List, from the lines below, each one with "Prevalence" in it.

(Data listing)
━━━━━━━━━━

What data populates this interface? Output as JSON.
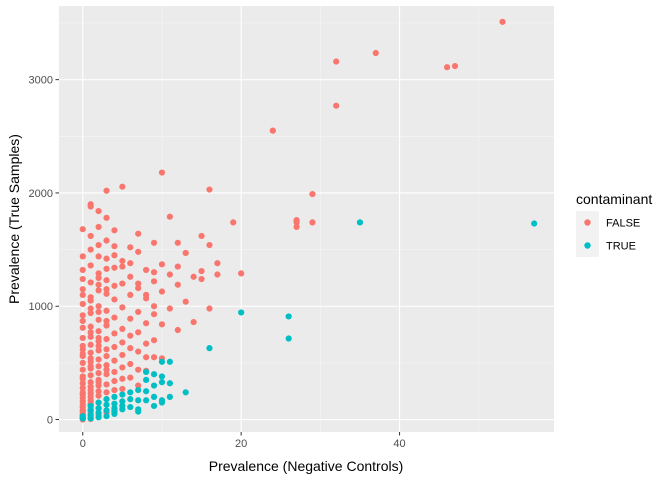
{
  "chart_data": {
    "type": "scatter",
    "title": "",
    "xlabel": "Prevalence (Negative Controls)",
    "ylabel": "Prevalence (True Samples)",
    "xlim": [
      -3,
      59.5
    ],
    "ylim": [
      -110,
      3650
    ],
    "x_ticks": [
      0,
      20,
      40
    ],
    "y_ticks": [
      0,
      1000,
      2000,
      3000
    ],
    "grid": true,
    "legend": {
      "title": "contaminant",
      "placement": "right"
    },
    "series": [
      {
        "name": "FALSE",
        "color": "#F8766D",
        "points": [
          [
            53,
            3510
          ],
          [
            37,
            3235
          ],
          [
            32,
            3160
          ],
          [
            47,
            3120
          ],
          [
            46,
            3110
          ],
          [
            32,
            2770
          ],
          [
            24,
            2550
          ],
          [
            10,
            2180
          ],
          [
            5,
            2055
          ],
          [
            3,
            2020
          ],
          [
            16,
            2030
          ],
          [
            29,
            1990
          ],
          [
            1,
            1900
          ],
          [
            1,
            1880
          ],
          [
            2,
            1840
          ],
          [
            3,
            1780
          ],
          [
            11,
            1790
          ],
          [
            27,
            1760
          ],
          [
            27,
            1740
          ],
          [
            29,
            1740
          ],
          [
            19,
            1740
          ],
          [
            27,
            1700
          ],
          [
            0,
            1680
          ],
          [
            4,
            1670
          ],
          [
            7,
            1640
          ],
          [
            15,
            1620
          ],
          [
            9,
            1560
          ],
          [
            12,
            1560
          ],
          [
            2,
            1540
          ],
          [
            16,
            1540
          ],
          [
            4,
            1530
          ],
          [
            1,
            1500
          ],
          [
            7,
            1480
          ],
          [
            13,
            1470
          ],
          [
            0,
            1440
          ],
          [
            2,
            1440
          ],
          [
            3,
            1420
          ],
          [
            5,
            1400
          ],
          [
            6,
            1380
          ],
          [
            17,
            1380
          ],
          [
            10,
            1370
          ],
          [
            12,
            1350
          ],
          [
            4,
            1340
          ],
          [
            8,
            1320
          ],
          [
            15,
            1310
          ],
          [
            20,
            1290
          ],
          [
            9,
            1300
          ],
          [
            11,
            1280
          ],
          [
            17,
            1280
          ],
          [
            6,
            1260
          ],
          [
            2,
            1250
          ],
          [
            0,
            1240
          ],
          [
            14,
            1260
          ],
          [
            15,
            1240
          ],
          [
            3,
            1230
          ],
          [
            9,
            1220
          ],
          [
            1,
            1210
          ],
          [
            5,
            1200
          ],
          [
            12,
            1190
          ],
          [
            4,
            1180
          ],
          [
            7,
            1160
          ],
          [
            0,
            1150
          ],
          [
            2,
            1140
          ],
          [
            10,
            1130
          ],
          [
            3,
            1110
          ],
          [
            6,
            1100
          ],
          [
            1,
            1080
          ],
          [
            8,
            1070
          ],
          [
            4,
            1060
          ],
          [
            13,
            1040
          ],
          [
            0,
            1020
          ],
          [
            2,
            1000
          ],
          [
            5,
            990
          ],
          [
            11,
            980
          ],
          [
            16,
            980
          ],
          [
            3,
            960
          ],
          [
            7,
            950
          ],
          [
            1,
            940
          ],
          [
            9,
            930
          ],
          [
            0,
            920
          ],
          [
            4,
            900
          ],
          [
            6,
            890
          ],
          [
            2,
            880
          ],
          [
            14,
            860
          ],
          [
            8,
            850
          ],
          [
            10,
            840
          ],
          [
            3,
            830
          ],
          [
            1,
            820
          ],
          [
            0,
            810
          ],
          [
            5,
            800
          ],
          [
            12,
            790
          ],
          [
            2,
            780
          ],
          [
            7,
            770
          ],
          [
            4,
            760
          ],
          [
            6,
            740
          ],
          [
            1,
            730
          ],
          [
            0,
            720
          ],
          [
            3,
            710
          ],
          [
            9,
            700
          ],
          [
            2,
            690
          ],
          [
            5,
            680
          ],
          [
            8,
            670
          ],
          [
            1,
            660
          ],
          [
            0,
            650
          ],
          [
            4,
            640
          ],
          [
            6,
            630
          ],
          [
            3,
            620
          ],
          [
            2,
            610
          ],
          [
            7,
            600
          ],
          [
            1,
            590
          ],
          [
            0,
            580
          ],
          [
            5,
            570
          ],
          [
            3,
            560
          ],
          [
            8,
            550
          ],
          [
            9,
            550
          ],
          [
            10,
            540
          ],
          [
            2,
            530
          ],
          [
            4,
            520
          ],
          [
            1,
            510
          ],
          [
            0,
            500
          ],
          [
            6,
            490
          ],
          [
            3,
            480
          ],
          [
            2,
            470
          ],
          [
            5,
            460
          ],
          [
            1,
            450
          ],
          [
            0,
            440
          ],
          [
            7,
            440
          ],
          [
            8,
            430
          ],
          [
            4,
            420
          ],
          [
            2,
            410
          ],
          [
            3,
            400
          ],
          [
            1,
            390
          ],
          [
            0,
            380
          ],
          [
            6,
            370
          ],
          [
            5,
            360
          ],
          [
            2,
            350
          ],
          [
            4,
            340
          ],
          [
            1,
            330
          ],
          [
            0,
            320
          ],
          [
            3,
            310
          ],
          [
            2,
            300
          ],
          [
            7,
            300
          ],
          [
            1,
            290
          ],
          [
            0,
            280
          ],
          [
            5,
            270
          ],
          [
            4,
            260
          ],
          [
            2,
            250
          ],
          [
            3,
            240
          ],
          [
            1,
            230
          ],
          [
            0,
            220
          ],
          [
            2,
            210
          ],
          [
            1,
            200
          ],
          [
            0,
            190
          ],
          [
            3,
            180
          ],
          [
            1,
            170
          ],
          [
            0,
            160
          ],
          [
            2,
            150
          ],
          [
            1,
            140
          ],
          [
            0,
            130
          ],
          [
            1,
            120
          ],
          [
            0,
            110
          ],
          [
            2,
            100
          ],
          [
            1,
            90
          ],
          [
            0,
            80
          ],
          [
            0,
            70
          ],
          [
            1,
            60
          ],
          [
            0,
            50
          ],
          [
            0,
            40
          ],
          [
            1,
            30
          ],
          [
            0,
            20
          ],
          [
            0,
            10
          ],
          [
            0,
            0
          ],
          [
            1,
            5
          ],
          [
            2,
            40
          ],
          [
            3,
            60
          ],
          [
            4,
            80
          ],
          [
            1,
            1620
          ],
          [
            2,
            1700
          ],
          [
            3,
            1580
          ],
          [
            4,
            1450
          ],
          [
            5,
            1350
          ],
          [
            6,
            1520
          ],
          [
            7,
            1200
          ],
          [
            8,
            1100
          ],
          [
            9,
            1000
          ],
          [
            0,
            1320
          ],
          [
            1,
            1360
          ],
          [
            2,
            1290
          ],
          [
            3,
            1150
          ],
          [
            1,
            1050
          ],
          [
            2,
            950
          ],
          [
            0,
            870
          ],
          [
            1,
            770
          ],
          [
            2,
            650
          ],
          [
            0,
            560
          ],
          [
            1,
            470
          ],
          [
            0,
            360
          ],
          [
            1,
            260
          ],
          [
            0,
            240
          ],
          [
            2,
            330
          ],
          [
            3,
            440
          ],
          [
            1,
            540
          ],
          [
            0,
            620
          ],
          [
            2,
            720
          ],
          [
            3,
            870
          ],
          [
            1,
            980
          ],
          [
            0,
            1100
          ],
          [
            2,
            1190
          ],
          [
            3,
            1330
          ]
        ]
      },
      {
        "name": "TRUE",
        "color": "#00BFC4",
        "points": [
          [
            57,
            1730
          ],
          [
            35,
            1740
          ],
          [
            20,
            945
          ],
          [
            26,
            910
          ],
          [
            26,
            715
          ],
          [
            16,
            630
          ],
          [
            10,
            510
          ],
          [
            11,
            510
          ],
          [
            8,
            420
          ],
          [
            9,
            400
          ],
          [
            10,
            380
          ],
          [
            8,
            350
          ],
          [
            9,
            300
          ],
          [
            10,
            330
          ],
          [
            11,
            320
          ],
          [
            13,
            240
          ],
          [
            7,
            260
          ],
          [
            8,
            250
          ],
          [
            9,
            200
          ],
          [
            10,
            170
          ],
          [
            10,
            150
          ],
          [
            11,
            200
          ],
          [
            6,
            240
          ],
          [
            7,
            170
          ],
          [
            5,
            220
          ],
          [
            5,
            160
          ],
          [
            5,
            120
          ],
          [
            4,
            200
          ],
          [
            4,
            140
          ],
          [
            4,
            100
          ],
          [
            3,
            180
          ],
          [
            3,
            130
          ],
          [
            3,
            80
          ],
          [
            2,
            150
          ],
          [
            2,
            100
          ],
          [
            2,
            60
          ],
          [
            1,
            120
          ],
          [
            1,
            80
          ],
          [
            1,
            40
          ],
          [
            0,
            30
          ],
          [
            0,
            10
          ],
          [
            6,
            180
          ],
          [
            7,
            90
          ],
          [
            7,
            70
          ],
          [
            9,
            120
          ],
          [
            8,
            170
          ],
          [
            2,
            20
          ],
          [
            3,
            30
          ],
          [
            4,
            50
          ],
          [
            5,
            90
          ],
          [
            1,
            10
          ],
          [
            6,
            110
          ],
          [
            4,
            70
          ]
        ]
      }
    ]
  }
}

━━━━━━━━━━

## SOLUTION
    "xlabel": "Prevalence (Negative Controls)",
    "ylabel": "Prevalence (True Samples)",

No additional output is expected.